> Data provided:

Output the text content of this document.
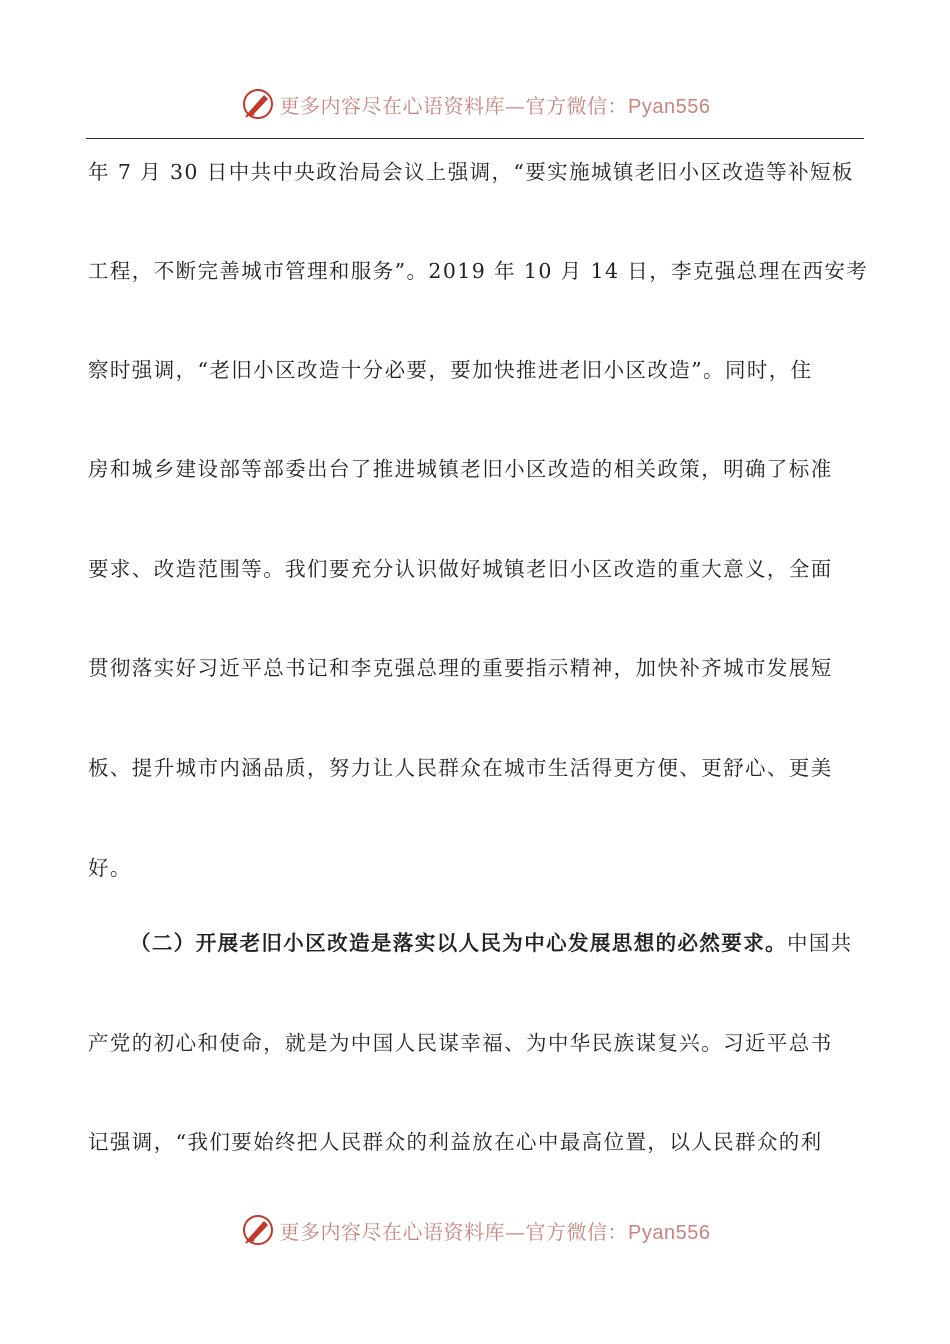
更多内容尽在心语资料库—官方微信：Pyan556
年 7 月 30 日中共中央政治局会议上强调，“要实施城镇老旧小区改造等补短板
工程，不断完善城市管理和服务”。2019 年 10 月 14 日，李克强总理在西安考
察时强调，“老旧小区改造十分必要，要加快推进老旧小区改造”。同时，住
房和城乡建设部等部委出台了推进城镇老旧小区改造的相关政策，明确了标准
要求、改造范围等。我们要充分认识做好城镇老旧小区改造的重大意义，全面
贯彻落实好习近平总书记和李克强总理的重要指示精神，加快补齐城市发展短
板、提升城市内涵品质，努力让人民群众在城市生活得更方便、更舒心、更美
好。
（二）开展老旧小区改造是落实以人民为中心发展思想的必然要求。中国共
产党的初心和使命，就是为中国人民谋幸福、为中华民族谋复兴。习近平总书
记强调，“我们要始终把人民群众的利益放在心中最高位置，以人民群众的利
更多内容尽在心语资料库—官方微信：Pyan556
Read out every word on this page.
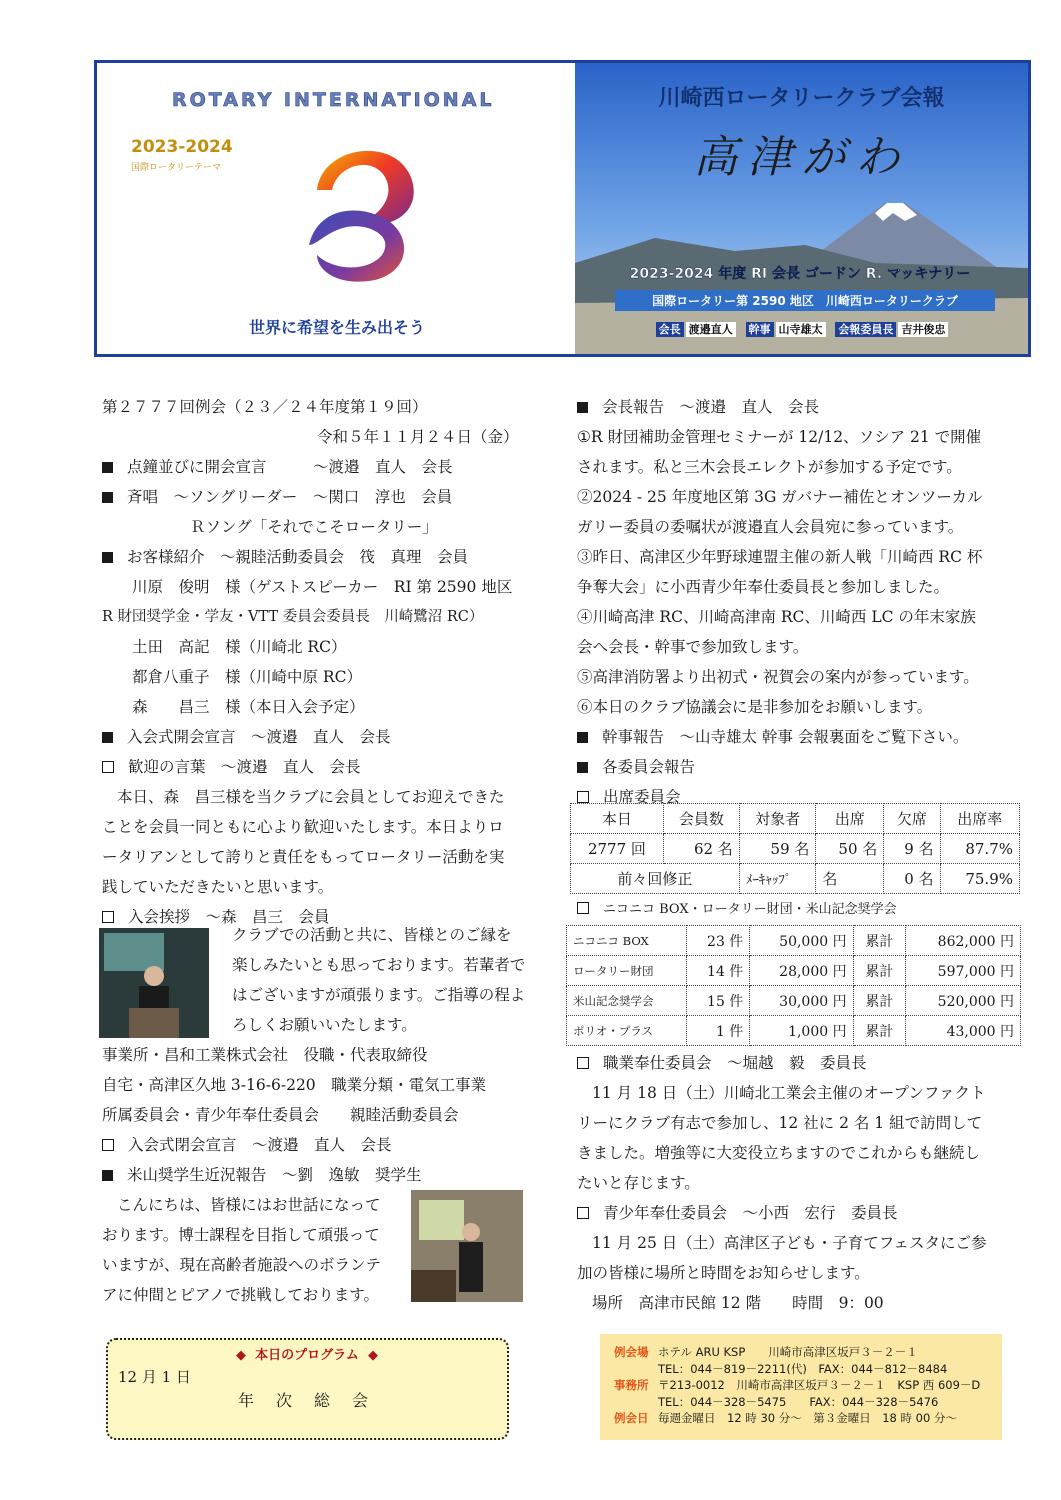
ROTARY INTERNATIONAL
2023-2024
国際ロータリーテーマ
世界に希望を生み出そう
川崎西ロータリークラブ会報
高津がわ
2023-2024 年度 RI 会長 ゴードン R. マッキナリー
国際ロータリー第 2590 地区　川崎西ロータリークラブ
会長 渡邉直人 幹事 山寺雄太 会報委員長 吉井俊忠
第２７７７回例会（２３／２４年度第１９回）
令和５年１１月２４日（金）
点鐘並びに開会宣言　　　～渡邉　直人　会長
斉唱　～ソングリーダー　～関口　淳也　会員
Ｒソング「それでこそロータリー」
お客様紹介　～親睦活動委員会　筏　真理　会員
川原　俊明　様（ゲストスピーカー　RI 第 2590 地区
R 財団奨学金・学友・VTT 委員会委員長　川崎鷺沼 RC）
土田　高記　様（川崎北 RC）
都倉八重子　様（川崎中原 RC）
森　　昌三　様（本日入会予定）
入会式開会宣言　～渡邉　直人　会長
歓迎の言葉　～渡邉　直人　会長
本日、森　昌三様を当クラブに会員としてお迎えできた
ことを会員一同ともに心より歓迎いたします。本日よりロ
ータリアンとして誇りと責任をもってロータリー活動を実
践していただきたいと思います。
入会挨拶　～森　昌三　会員
クラブでの活動と共に、皆様とのご縁を
楽しみたいとも思っております。若輩者で
はございますが頑張ります。ご指導の程よ
ろしくお願いいたします。
事業所・昌和工業株式会社　役職・代表取締役
自宅・高津区久地 3-16-6-220　職業分類・電気工事業
所属委員会・青少年奉仕委員会　　親睦活動委員会
入会式閉会宣言　～渡邉　直人　会長
米山奨学生近況報告　～劉　逸敏　奨学生
こんにちは、皆様にはお世話になって
おります。博士課程を目指して頑張って
いますが、現在高齢者施設へのボランテ
アに仲間とピアノで挑戦しております。
会長報告　～渡邉　直人　会長
①R 財団補助金管理セミナーが 12/12、ソシア 21 で開催
されます。私と三木会長エレクトが参加する予定です。
②2024 - 25 年度地区第 3G ガバナー補佐とオンツーカル
ガリー委員の委嘱状が渡邉直人会員宛に参っています。
③昨日、高津区少年野球連盟主催の新人戦「川崎西 RC 杯
争奪大会」に小西青少年奉仕委員長と参加しました。
④川崎高津 RC、川崎高津南 RC、川崎西 LC の年末家族
会へ会長・幹事で参加致します。
⑤高津消防署より出初式・祝賀会の案内が参っています。
⑥本日のクラブ協議会に是非参加をお願いします。
幹事報告　～山寺雄太 幹事 会報裏面をご覧下さい。
各委員会報告
出席委員会
本日	会員数	対象者	出席	欠席	出席率
2777 回	62 名	59 名	50 名	9 名	87.7%
前々回修正		ﾒｰｷｬｯﾌﾟ	名	0 名	75.9%
ニコニコ BOX・ロータリー財団・米山記念奨学会
ニコニコ BOX	23 件	50,000 円	累計	862,000 円
ロータリー財団	14 件	28,000 円	累計	597,000 円
米山記念奨学会	15 件	30,000 円	累計	520,000 円
ポリオ・プラス	1 件	1,000 円	累計	43,000 円
職業奉仕委員会　～堀越　毅　委員長
11 月 18 日（土）川崎北工業会主催のオープンファクト
リーにクラブ有志で参加し、12 社に 2 名 1 組で訪問して
きました。増強等に大変役立ちますのでこれからも継続し
たいと存じます。
青少年奉仕委員会　～小西　宏行　委員長
11 月 25 日（土）高津区子ども・子育てフェスタにご参
加の皆様に場所と時間をお知らせします。
場所　高津市民館 12 階　　時間　9：00
◆ 本日のプログラム ◆
12 月 1 日
年　次　総　会
例会場 ホテル ARU KSP　　川崎市高津区坂戸３－２－１
TEL：044－819－2211(代)　FAX：044－812－8484
事務所 〒213-0012　川崎市高津区坂戸３－２－１　KSP 西 609－D
TEL：044－328－5475　　FAX：044－328－5476
例会日 毎週金曜日　12 時 30 分～　第３金曜日　18 時 00 分～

> Goal of the exercise: Show each line in the entries that holds the string "山寺雄太".

> Expected answer:
会長 渡邉直人 幹事 山寺雄太 会報委員長 吉井俊忠
幹事報告　～山寺雄太 幹事 会報裏面をご覧下さい。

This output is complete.